## TASK:
Copy out the data below verbatim.

[Start THE DATA]

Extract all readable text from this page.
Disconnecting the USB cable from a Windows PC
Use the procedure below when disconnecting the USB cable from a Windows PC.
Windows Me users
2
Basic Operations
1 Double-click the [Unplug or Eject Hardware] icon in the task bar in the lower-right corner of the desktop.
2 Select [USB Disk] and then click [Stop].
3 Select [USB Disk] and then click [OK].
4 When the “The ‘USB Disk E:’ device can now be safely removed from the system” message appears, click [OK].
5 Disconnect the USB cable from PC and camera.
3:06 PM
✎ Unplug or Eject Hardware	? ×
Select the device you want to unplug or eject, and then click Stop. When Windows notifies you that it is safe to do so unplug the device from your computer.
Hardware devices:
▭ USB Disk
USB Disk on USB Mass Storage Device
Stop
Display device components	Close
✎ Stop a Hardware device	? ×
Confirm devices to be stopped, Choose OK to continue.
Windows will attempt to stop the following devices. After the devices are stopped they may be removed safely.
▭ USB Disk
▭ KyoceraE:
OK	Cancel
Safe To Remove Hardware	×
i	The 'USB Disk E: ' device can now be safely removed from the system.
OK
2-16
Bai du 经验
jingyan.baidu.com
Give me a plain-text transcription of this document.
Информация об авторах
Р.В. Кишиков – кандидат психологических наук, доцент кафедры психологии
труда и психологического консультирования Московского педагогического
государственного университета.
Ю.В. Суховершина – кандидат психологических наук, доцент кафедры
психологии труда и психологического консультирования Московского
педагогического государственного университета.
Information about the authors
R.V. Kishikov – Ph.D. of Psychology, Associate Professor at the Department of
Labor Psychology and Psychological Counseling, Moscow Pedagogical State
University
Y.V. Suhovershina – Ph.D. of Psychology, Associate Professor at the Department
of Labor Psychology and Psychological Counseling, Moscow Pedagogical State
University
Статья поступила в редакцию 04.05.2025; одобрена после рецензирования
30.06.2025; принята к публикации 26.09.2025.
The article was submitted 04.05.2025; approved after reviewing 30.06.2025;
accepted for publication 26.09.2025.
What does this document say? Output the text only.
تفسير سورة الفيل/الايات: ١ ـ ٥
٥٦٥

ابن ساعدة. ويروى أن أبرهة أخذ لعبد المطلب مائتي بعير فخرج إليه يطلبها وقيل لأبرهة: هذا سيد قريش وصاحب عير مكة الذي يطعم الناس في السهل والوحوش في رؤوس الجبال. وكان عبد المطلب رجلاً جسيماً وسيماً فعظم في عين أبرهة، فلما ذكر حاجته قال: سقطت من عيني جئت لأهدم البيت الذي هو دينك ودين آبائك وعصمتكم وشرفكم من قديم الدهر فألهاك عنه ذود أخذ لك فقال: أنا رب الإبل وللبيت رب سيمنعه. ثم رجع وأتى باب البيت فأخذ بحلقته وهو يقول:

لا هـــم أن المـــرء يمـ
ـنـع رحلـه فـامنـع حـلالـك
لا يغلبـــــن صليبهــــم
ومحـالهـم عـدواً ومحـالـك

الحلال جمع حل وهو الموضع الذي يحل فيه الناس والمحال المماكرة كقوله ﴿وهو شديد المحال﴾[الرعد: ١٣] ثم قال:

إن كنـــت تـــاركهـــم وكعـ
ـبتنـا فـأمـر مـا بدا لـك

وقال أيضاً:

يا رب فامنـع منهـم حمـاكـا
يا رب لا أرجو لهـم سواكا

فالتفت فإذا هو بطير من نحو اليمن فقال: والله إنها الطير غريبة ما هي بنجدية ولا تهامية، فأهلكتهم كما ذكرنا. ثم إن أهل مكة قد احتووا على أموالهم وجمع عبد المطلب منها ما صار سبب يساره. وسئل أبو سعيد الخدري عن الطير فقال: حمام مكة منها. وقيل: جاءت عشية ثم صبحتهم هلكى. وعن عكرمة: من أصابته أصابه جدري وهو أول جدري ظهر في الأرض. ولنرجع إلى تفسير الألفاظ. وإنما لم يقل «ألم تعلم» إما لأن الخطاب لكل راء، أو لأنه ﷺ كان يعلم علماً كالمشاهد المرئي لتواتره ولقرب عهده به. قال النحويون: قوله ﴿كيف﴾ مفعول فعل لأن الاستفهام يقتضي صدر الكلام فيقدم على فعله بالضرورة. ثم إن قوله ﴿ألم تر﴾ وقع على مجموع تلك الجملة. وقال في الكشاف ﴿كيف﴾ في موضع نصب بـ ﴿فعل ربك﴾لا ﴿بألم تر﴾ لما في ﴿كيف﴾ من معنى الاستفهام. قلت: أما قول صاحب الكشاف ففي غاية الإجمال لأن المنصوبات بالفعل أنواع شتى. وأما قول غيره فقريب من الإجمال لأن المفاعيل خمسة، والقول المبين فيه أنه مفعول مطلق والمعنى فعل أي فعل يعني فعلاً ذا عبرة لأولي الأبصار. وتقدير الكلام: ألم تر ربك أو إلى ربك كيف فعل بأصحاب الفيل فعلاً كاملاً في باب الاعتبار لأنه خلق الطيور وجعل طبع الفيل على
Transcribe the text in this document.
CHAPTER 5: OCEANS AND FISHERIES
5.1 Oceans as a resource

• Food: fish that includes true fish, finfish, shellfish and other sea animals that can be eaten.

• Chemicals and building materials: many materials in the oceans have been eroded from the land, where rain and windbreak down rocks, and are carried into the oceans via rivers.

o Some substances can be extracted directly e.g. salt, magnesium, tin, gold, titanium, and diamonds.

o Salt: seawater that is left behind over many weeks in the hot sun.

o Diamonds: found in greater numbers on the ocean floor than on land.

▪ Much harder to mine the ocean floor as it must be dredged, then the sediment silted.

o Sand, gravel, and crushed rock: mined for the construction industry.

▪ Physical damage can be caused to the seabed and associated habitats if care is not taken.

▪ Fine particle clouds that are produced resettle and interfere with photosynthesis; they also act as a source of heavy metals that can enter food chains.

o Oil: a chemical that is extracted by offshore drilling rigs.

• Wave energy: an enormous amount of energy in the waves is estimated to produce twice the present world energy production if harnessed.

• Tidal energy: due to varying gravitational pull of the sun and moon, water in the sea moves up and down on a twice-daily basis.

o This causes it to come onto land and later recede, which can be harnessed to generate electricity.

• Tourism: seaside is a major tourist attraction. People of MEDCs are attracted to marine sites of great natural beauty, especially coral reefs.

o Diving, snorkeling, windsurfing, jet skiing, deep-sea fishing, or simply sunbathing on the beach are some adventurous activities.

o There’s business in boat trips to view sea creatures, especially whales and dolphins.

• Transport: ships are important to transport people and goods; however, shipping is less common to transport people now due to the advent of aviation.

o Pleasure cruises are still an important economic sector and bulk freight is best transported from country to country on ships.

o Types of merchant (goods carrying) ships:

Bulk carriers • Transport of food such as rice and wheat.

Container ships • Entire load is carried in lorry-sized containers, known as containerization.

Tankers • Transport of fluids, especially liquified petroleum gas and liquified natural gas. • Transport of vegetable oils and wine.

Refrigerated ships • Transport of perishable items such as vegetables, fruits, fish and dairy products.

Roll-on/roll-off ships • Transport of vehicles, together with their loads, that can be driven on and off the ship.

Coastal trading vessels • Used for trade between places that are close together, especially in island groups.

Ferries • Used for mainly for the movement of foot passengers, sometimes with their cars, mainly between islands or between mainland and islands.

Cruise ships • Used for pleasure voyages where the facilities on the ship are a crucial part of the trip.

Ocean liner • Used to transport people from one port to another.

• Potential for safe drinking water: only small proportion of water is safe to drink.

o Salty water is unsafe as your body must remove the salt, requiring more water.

[End THE DATA]

## RESULT OF THE EXERCISE:
Extract all readable text from this page.
Disconnecting the USB cable from a Windows PC
Use the procedure below when disconnecting the USB cable from a Windows PC.
Windows Me users
2
Basic Operations
1 Double-click the [Unplug or Eject Hardware] icon in the task bar in the lower-right corner of the desktop.
2 Select [USB Disk] and then click [Stop].
3 Select [USB Disk] and then click [OK].
4 When the “The ‘USB Disk E:’ device can now be safely removed from the system” message appears, click [OK].
5 Disconnect the USB cable from PC and camera.
3:06 PM
✎ Unplug or Eject Hardware	? ×
Select the device you want to unplug or eject, and then click Stop. When Windows notifies you that it is safe to do so unplug the device from your computer.
Hardware devices:
▭ USB Disk
USB Disk on USB Mass Storage Device
Stop
Display device components	Close
✎ Stop a Hardware device	? ×
Confirm devices to be stopped, Choose OK to continue.
Windows will attempt to stop the following devices. After the devices are stopped they may be removed safely.
▭ USB Disk
▭ KyoceraE:
OK	Cancel
Safe To Remove Hardware	×
i	The 'USB Disk E: ' device can now be safely removed from the system.
OK
2-16
Bai du 经验
jingyan.baidu.com
Give me a plain-text transcription of this document.
Информация об авторах
Р.В. Кишиков – кандидат психологических наук, доцент кафедры психологии
труда и психологического консультирования Московского педагогического
государственного университета.
Ю.В. Суховершина – кандидат психологических наук, доцент кафедры
психологии труда и психологического консультирования Московского
педагогического государственного университета.
Information about the authors
R.V. Kishikov – Ph.D. of Psychology, Associate Professor at the Department of
Labor Psychology and Psychological Counseling, Moscow Pedagogical State
University
Y.V. Suhovershina – Ph.D. of Psychology, Associate Professor at the Department
of Labor Psychology and Psychological Counseling, Moscow Pedagogical State
University
Статья поступила в редакцию 04.05.2025; одобрена после рецензирования
30.06.2025; принята к публикации 26.09.2025.
The article was submitted 04.05.2025; approved after reviewing 30.06.2025;
accepted for publication 26.09.2025.
What does this document say? Output the text only.
تفسير سورة الفيل/الايات: ١ ـ ٥
٥٦٥

ابن ساعدة. ويروى أن أبرهة أخذ لعبد المطلب مائتي بعير فخرج إليه يطلبها وقيل لأبرهة: هذا سيد قريش وصاحب عير مكة الذي يطعم الناس في السهل والوحوش في رؤوس الجبال. وكان عبد المطلب رجلاً جسيماً وسيماً فعظم في عين أبرهة، فلما ذكر حاجته قال: سقطت من عيني جئت لأهدم البيت الذي هو دينك ودين آبائك وعصمتكم وشرفكم من قديم الدهر فألهاك عنه ذود أخذ لك فقال: أنا رب الإبل وللبيت رب سيمنعه. ثم رجع وأتى باب البيت فأخذ بحلقته وهو يقول:

لا هـــم أن المـــرء يمـ
ـنـع رحلـه فـامنـع حـلالـك
لا يغلبـــــن صليبهــــم
ومحـالهـم عـدواً ومحـالـك

الحلال جمع حل وهو الموضع الذي يحل فيه الناس والمحال المماكرة كقوله ﴿وهو شديد المحال﴾[الرعد: ١٣] ثم قال:

إن كنـــت تـــاركهـــم وكعـ
ـبتنـا فـأمـر مـا بدا لـك

وقال أيضاً:

يا رب فامنـع منهـم حمـاكـا
يا رب لا أرجو لهـم سواكا

فالتفت فإذا هو بطير من نحو اليمن فقال: والله إنها الطير غريبة ما هي بنجدية ولا تهامية، فأهلكتهم كما ذكرنا. ثم إن أهل مكة قد احتووا على أموالهم وجمع عبد المطلب منها ما صار سبب يساره. وسئل أبو سعيد الخدري عن الطير فقال: حمام مكة منها. وقيل: جاءت عشية ثم صبحتهم هلكى. وعن عكرمة: من أصابته أصابه جدري وهو أول جدري ظهر في الأرض. ولنرجع إلى تفسير الألفاظ. وإنما لم يقل «ألم تعلم» إما لأن الخطاب لكل راء، أو لأنه ﷺ كان يعلم علماً كالمشاهد المرئي لتواتره ولقرب عهده به. قال النحويون: قوله ﴿كيف﴾ مفعول فعل لأن الاستفهام يقتضي صدر الكلام فيقدم على فعله بالضرورة. ثم إن قوله ﴿ألم تر﴾ وقع على مجموع تلك الجملة. وقال في الكشاف ﴿كيف﴾ في موضع نصب بـ ﴿فعل ربك﴾لا ﴿بألم تر﴾ لما في ﴿كيف﴾ من معنى الاستفهام. قلت: أما قول صاحب الكشاف ففي غاية الإجمال لأن المنصوبات بالفعل أنواع شتى. وأما قول غيره فقريب من الإجمال لأن المفاعيل خمسة، والقول المبين فيه أنه مفعول مطلق والمعنى فعل أي فعل يعني فعلاً ذا عبرة لأولي الأبصار. وتقدير الكلام: ألم تر ربك أو إلى ربك كيف فعل بأصحاب الفيل فعلاً كاملاً في باب الاعتبار لأنه خلق الطيور وجعل طبع الفيل على
Transcribe the text in this document.
CHAPTER 5: OCEANS AND FISHERIES
5.1 Oceans as a resource

• Food: fish that includes true fish, finfish, shellfish and other sea animals that can be eaten.

• Chemicals and building materials: many materials in the oceans have been eroded from the land, where rain and windbreak down rocks, and are carried into the oceans via rivers.

o Some substances can be extracted directly e.g. salt, magnesium, tin, gold, titanium, and diamonds.

o Salt: seawater that is left behind over many weeks in the hot sun.

o Diamonds: found in greater numbers on the ocean floor than on land.

▪ Much harder to mine the ocean floor as it must be dredged, then the sediment silted.

o Sand, gravel, and crushed rock: mined for the construction industry.

▪ Physical damage can be caused to the seabed and associated habitats if care is not taken.

▪ Fine particle clouds that are produced resettle and interfere with photosynthesis; they also act as a source of heavy metals that can enter food chains.

o Oil: a chemical that is extracted by offshore drilling rigs.

• Wave energy: an enormous amount of energy in the waves is estimated to produce twice the present world energy production if harnessed.

• Tidal energy: due to varying gravitational pull of the sun and moon, water in the sea moves up and down on a twice-daily basis.

o This causes it to come onto land and later recede, which can be harnessed to generate electricity.

• Tourism: seaside is a major tourist attraction. People of MEDCs are attracted to marine sites of great natural beauty, especially coral reefs.

o Diving, snorkeling, windsurfing, jet skiing, deep-sea fishing, or simply sunbathing on the beach are some adventurous activities.

o There’s business in boat trips to view sea creatures, especially whales and dolphins.

• Transport: ships are important to transport people and goods; however, shipping is less common to transport people now due to the advent of aviation.

o Pleasure cruises are still an important economic sector and bulk freight is best transported from country to country on ships.

o Types of merchant (goods carrying) ships:

Bulk carriers • Transport of food such as rice and wheat.

Container ships • Entire load is carried in lorry-sized containers, known as containerization.

Tankers • Transport of fluids, especially liquified petroleum gas and liquified natural gas. • Transport of vegetable oils and wine.

Refrigerated ships • Transport of perishable items such as vegetables, fruits, fish and dairy products.

Roll-on/roll-off ships • Transport of vehicles, together with their loads, that can be driven on and off the ship.

Coastal trading vessels • Used for trade between places that are close together, especially in island groups.

Ferries • Used for mainly for the movement of foot passengers, sometimes with their cars, mainly between islands or between mainland and islands.

Cruise ships • Used for pleasure voyages where the facilities on the ship are a crucial part of the trip.

Ocean liner • Used to transport people from one port to another.

• Potential for safe drinking water: only small proportion of water is safe to drink.

o Salty water is unsafe as your body must remove the salt, requiring more water.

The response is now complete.